Exercise: From the records below, reproduce the lines starting with the one that contains "tagline-part-1: Boostez Votre" and going on through the one that contains "product-detail-modal: acer ORDINATEUR", character for character.

Information supplied:

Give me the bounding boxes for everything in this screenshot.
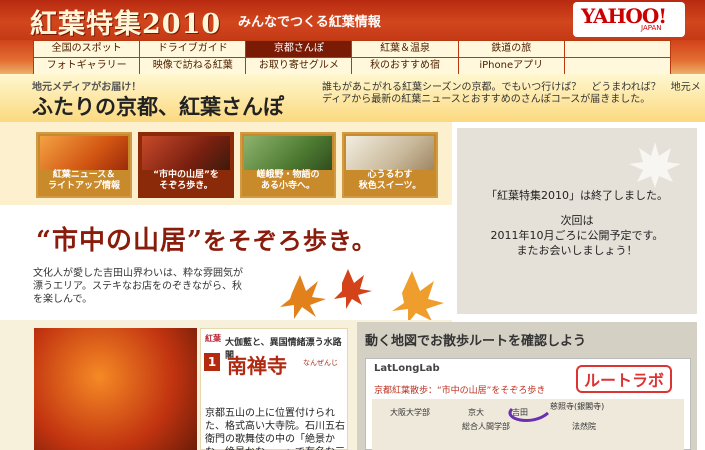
spot-name-reading: なんぜんじ	[303, 359, 338, 367]
card-sagano-image	[244, 136, 332, 170]
card-sagano[interactable]: 嵯峨野・物語の ある小寺へ。	[240, 132, 336, 198]
spot-tag: 紅葉	[205, 334, 221, 343]
card-news[interactable]: 紅葉ニュース＆ ライトアップ情報	[36, 132, 132, 198]
maple-leaf-icon	[280, 275, 326, 319]
yahoo-logo-subtext: JAPAN	[641, 24, 662, 32]
category-cards: 紅葉ニュース＆ ライトアップ情報 “市中の山居”を そぞろ歩き。 嵯峨野・物語の ある…	[0, 122, 452, 205]
spot-photo[interactable]	[34, 328, 197, 450]
notice-line3: 2011年10月ごろに公開予定です。	[490, 229, 664, 242]
card-shichu-label: “市中の山居”を そぞろ歩き。	[153, 170, 219, 191]
card-shichu-image	[142, 136, 230, 170]
route-map-title: 動く地図でお散歩ルートを確認しよう	[365, 334, 587, 349]
intro-banner: 地元メディアがお届け！ ふたりの京都、紅葉さんぽ 誰もがあこがれる紅葉シーズンの…	[0, 74, 705, 122]
latlonglab-label: LatLongLab	[374, 363, 440, 374]
card-sweets[interactable]: 心うるわす 秋色スイーツ。	[342, 132, 438, 198]
feature-section: “市中の山居”をそぞろ歩き。 文化人が愛した吉田山界わいは、粋な雰囲気が漂うエリ…	[0, 205, 452, 323]
nav-item-video[interactable]: 映像で訪ねる紅葉	[140, 58, 246, 74]
notice-message: 「紅葉特集2010」は終了しました。 次回は 2011年10月ごろに公開予定です…	[457, 188, 697, 258]
spot-number: 1	[204, 353, 220, 371]
nav-item-onsen[interactable]: 紅葉＆温泉	[352, 41, 458, 57]
card-sweets-image	[346, 136, 434, 170]
spot-name: 南禅寺	[227, 354, 287, 378]
routelab-logo: ルートラボ	[576, 365, 673, 393]
feature-headline-main: “市中の山居”	[36, 226, 203, 256]
notice-line1: 「紅葉特集2010」は終了しました。	[486, 189, 668, 202]
nav-item-gourmet[interactable]: お取り寄せグルメ	[246, 58, 352, 74]
page-title: 紅葉特集2010	[30, 9, 222, 40]
nav-item-empty-2	[564, 58, 670, 74]
maple-leaves-decoration	[280, 269, 444, 323]
nav-item-kyoto[interactable]: 京都さんぽ	[246, 41, 352, 57]
nav-item-drive[interactable]: ドライブガイド	[140, 41, 246, 57]
notice-line4: またお会いしましょう！	[516, 244, 638, 257]
nav-item-rail[interactable]: 鉄道の旅	[458, 41, 564, 57]
spot-body: 京都五山の上に位置付けられた、格式高い大寺院。石川五右衛門の歌舞伎の中の「絶景か…	[205, 408, 345, 450]
banner-lead: 誰もがあこがれる紅葉シーズンの京都。でもいつ行けば？ どうまわれば？ 地元メディ…	[322, 82, 701, 105]
maple-leaf-icon	[629, 142, 681, 188]
route-map[interactable]: 大阪大学部 京大 総合人間学部 吉田 慈照寺(銀閣寺) 法然院	[372, 399, 684, 450]
route-link[interactable]: 京都紅葉散歩：“市中の山居”をそぞろ歩き	[374, 383, 545, 396]
maple-leaf-icon	[334, 269, 372, 309]
card-news-label: 紅葉ニュース＆ ライトアップ情報	[47, 170, 120, 191]
route-map-section: 動く地図でお散歩ルートを確認しよう LatLongLab 京都紅葉散歩：“市中の…	[357, 322, 697, 450]
route-map-panel: LatLongLab 京都紅葉散歩：“市中の山居”をそぞろ歩き ルートラボ 大阪…	[365, 358, 691, 450]
main-nav: 全国のスポット ドライブガイド 京都さんぽ 紅葉＆温泉 鉄道の旅 フォトギャラリ…	[0, 40, 705, 75]
card-shichu[interactable]: “市中の山居”を そぞろ歩き。	[138, 132, 234, 198]
banner-headline: ふたりの京都、紅葉さんぽ	[32, 94, 284, 119]
nav-item-photo[interactable]: フォトギャラリー	[34, 58, 140, 74]
nav-item-iphone[interactable]: iPhoneアプリ	[458, 58, 564, 74]
nav-item-spots[interactable]: 全国のスポット	[34, 41, 140, 57]
spot-card: 紅葉 1 大伽藍と、異国情緒漂う水路閣 南禅寺 なんぜんじ 京都五山の上に位置付…	[200, 328, 348, 450]
feature-headline-tail: をそぞろ歩き。	[202, 226, 377, 255]
nav-item-inn[interactable]: 秋のおすすめ宿	[352, 58, 458, 74]
nav-item-empty-1	[564, 41, 670, 57]
feature-headline: “市中の山居”をそぞろ歩き。	[36, 220, 377, 257]
notice-line2: 次回は	[560, 214, 594, 227]
maple-leaf-icon	[392, 271, 444, 323]
card-sweets-label: 心うるわす 秋色スイーツ。	[358, 170, 422, 191]
yahoo-logo[interactable]: YAHOO! JAPAN	[573, 2, 685, 37]
page-header: 紅葉特集2010 みんなでつくる紅葉情報 YAHOO! JAPAN	[0, 0, 705, 40]
campaign-ended-notice: 「紅葉特集2010」は終了しました。 次回は 2011年10月ごろに公開予定です…	[457, 128, 697, 314]
card-sagano-label: 嵯峨野・物語の ある小寺へ。	[256, 170, 320, 191]
card-news-image	[40, 136, 128, 170]
page-subtitle: みんなでつくる紅葉情報	[238, 15, 381, 30]
feature-description: 文化人が愛した吉田山界わいは、粋な雰囲気が漂うエリア。ステキなお店をのぞきながら…	[33, 268, 243, 305]
route-line	[508, 407, 549, 422]
nav-grid: 全国のスポット ドライブガイド 京都さんぽ 紅葉＆温泉 鉄道の旅 フォトギャラリ…	[33, 40, 671, 75]
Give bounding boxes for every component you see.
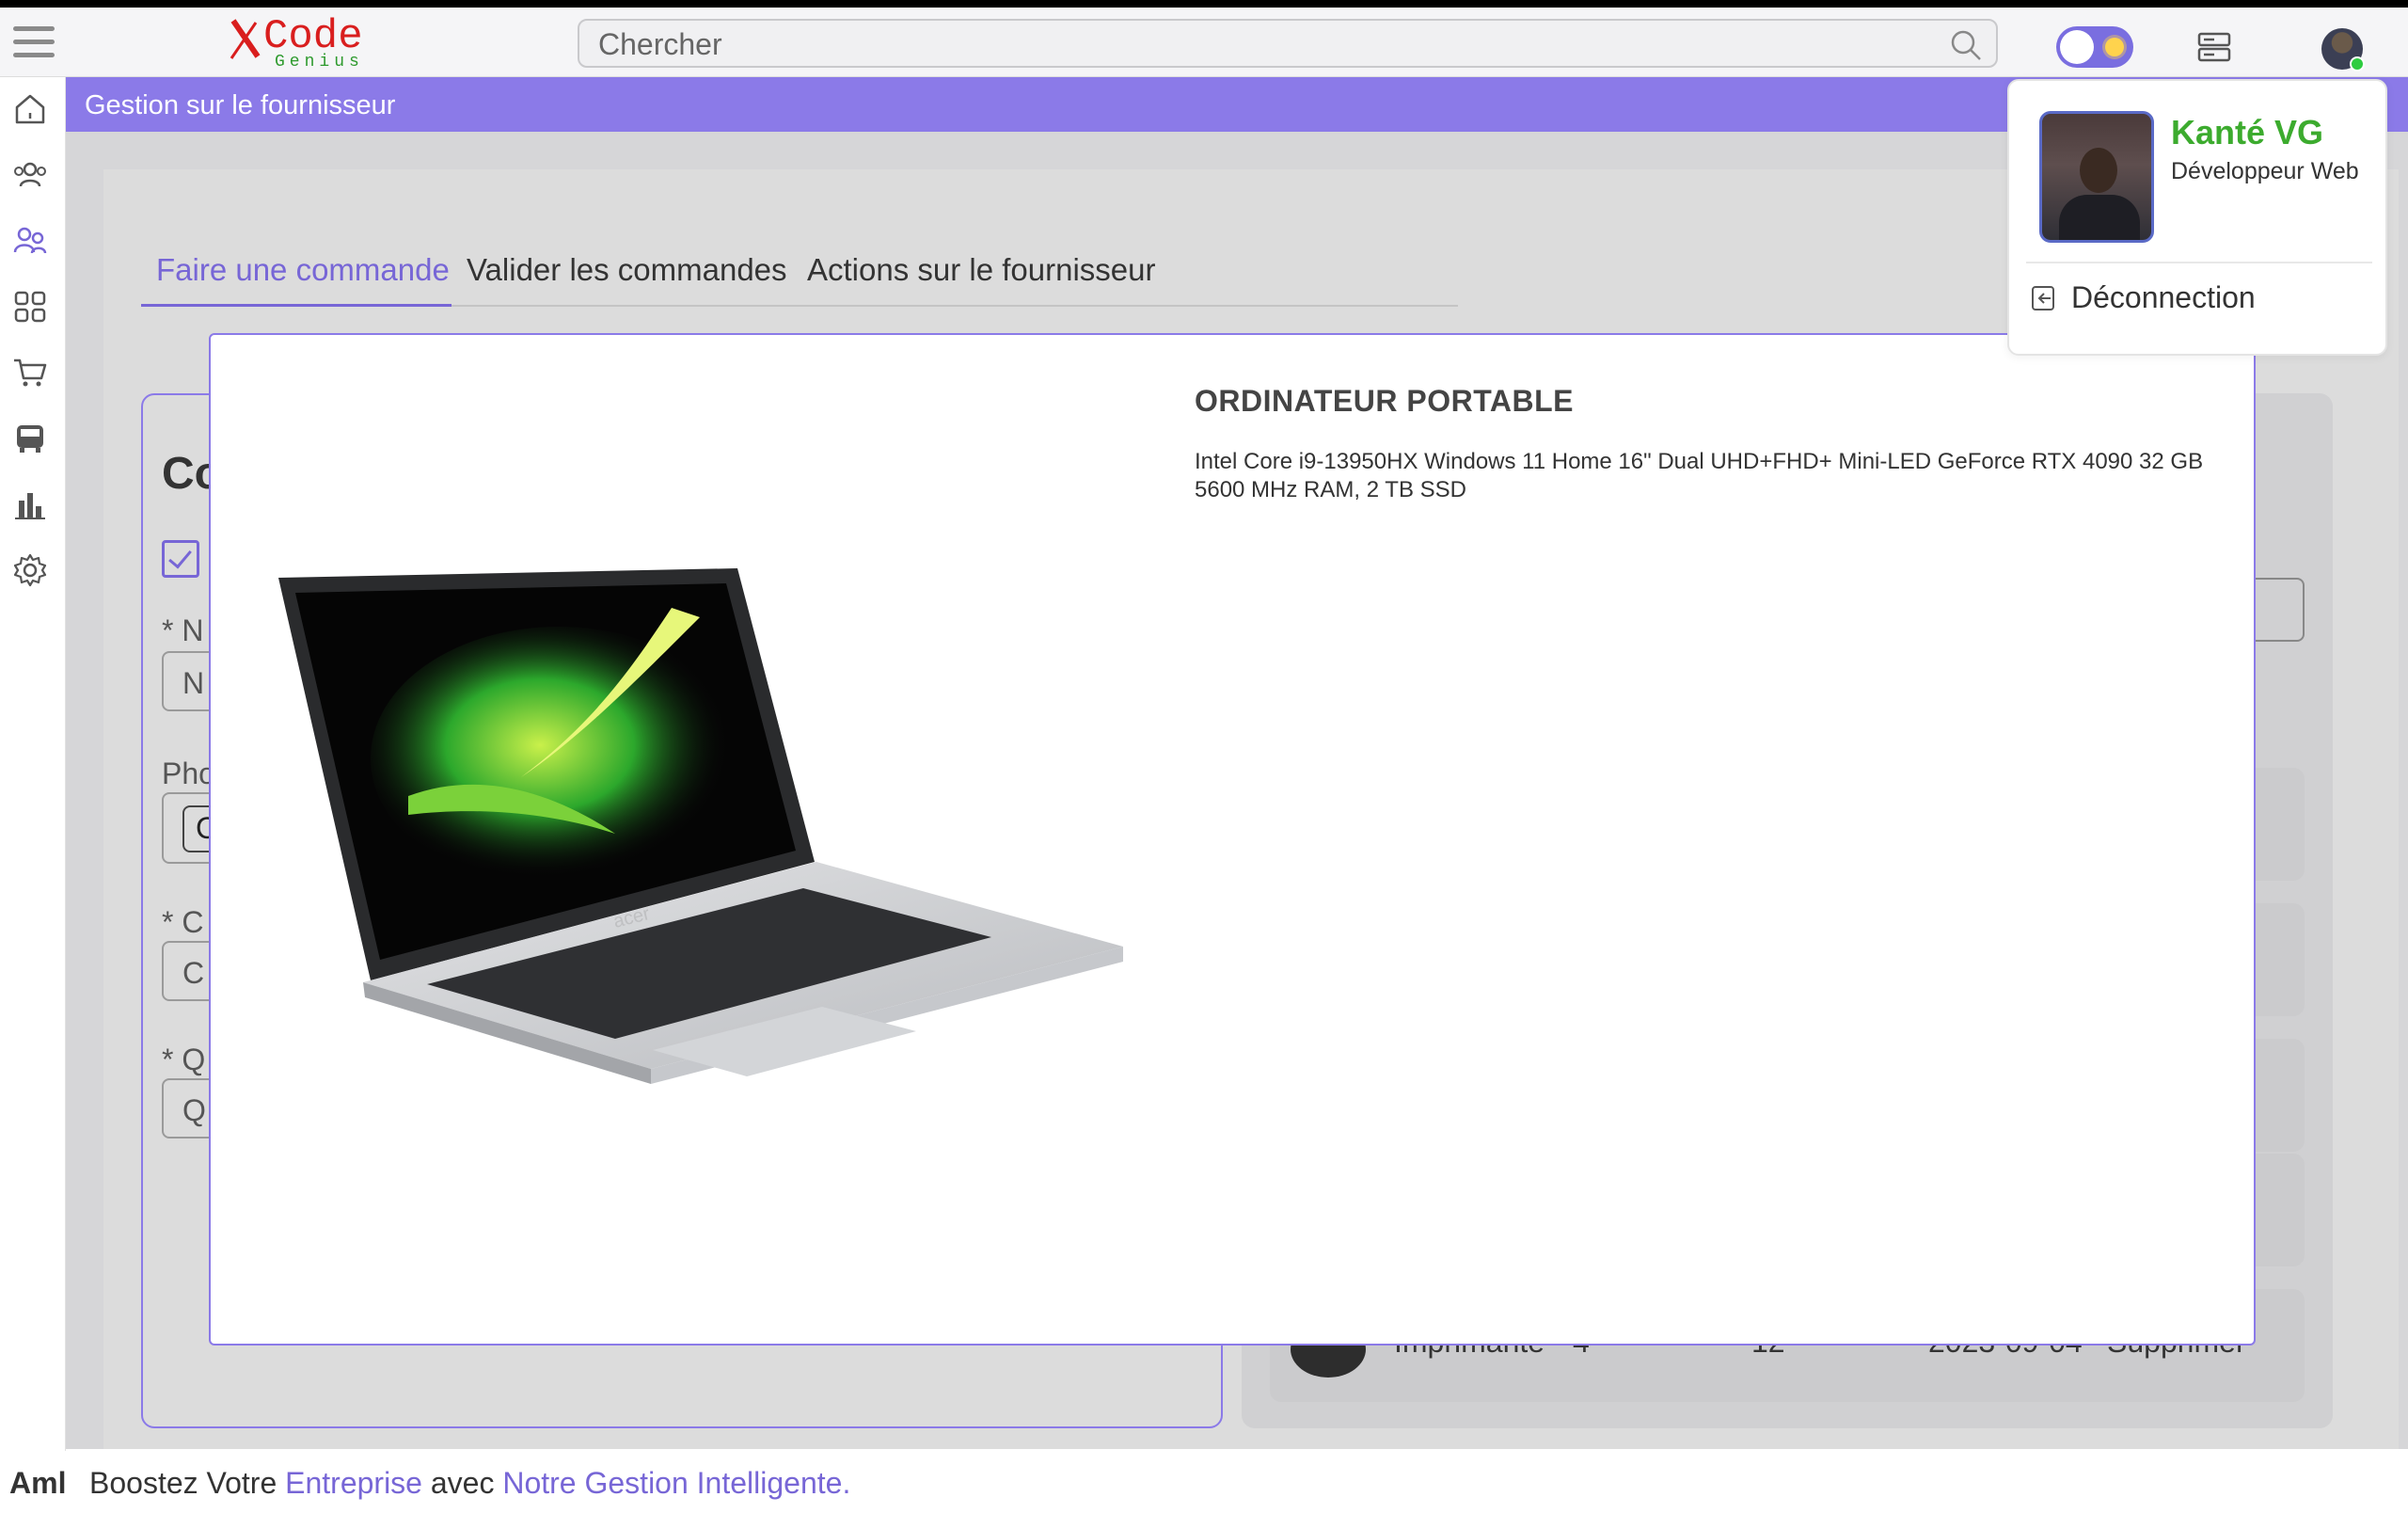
tagline-part-1: Boostez Votre (89, 1466, 286, 1500)
logout-icon[interactable] (2030, 284, 2058, 312)
theme-toggle[interactable] (2056, 26, 2133, 68)
page-title: Gestion sur le fournisseur (85, 90, 396, 120)
tagline-accent-1: Entreprise (285, 1466, 422, 1500)
bus-icon[interactable] (11, 420, 49, 457)
form-checkbox[interactable] (162, 540, 199, 578)
product-detail-modal: acer ORDINATEUR PORTABLE Intel Core i9-1… (209, 333, 2256, 1346)
tagline-part-2: avec (421, 1466, 503, 1500)
tagline-accent-2: Notre Gestion Intelligente. (502, 1466, 851, 1500)
online-status-dot (2350, 56, 2365, 72)
tab-bar: Faire une commande Valider les commandes… (141, 245, 1458, 307)
menu-toggle-icon[interactable] (13, 26, 55, 60)
user-role: Développeur Web (2171, 158, 2359, 184)
toggle-knob (2060, 30, 2094, 64)
user-menu-dropdown: Kanté VG Développeur Web Déconnection (2007, 79, 2387, 356)
field-value-4: Q (182, 1093, 206, 1127)
logout-button[interactable]: Déconnection (2071, 280, 2256, 315)
sidebar (0, 77, 66, 1451)
search-bar (578, 19, 1998, 68)
search-input[interactable] (598, 26, 1915, 62)
footer-brand: Aml (9, 1466, 67, 1500)
footer-tagline: Boostez Votre Entreprise avec Notre Gest… (89, 1466, 850, 1501)
cart-icon[interactable] (11, 354, 49, 391)
avatar[interactable] (2321, 28, 2365, 72)
product-title: ORDINATEUR PORTABLE (1195, 384, 1574, 418)
users-icon[interactable] (11, 156, 49, 194)
tab-actions-fournisseur[interactable]: Actions sur le fournisseur (807, 252, 1156, 288)
user-photo-face (2080, 148, 2117, 193)
footer: Aml Boostez Votre Entreprise avec Notre … (0, 1451, 2408, 1513)
menu-divider (2026, 262, 2372, 263)
product-image: acer (278, 568, 1123, 1084)
user-name: Kanté VG (2171, 113, 2324, 151)
chart-icon[interactable] (11, 486, 49, 523)
logo-sub-text: Genius (275, 53, 364, 70)
product-description: Intel Core i9-13950HX Windows 11 Home 16… (1195, 449, 2204, 502)
field-label-4: * Q (162, 1043, 206, 1076)
field-value-1: N (182, 666, 205, 700)
home-icon[interactable] (11, 90, 49, 128)
sun-icon (2105, 38, 2124, 56)
top-border (0, 0, 2408, 8)
top-bar: Code Genius (0, 8, 2408, 77)
tab-faire-commande[interactable]: Faire une commande (156, 252, 450, 288)
suppliers-icon[interactable] (11, 222, 49, 260)
apps-grid-icon[interactable] (11, 288, 49, 326)
field-label-1: * N (162, 613, 204, 647)
field-value-3: C (182, 956, 205, 990)
server-icon[interactable] (2195, 28, 2233, 66)
settings-icon[interactable] (11, 551, 49, 589)
user-photo (2039, 111, 2154, 243)
tab-valider-commandes[interactable]: Valider les commandes (467, 252, 787, 288)
user-photo-shirt (2059, 195, 2140, 240)
logo[interactable]: Code Genius (226, 13, 423, 70)
active-tab-indicator (141, 304, 452, 307)
field-label-2: Pho (162, 756, 215, 790)
field-label-3: * C (162, 905, 204, 939)
search-icon[interactable] (1949, 28, 1983, 62)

The completed task:
tagline-part-1: Boostez Votre (89, 1466, 286, 1500)
logout-icon[interactable] (2030, 284, 2058, 312)
theme-toggle[interactable] (2056, 26, 2133, 68)
page-title: Gestion sur le fournisseur (85, 90, 396, 120)
tagline-accent-1: Entreprise (285, 1466, 422, 1500)
bus-icon[interactable] (11, 420, 49, 457)
form-checkbox[interactable] (162, 540, 199, 578)
product-detail-modal: acer ORDINATEUR PORTABLE Intel Core i9-1… (209, 333, 2256, 1346)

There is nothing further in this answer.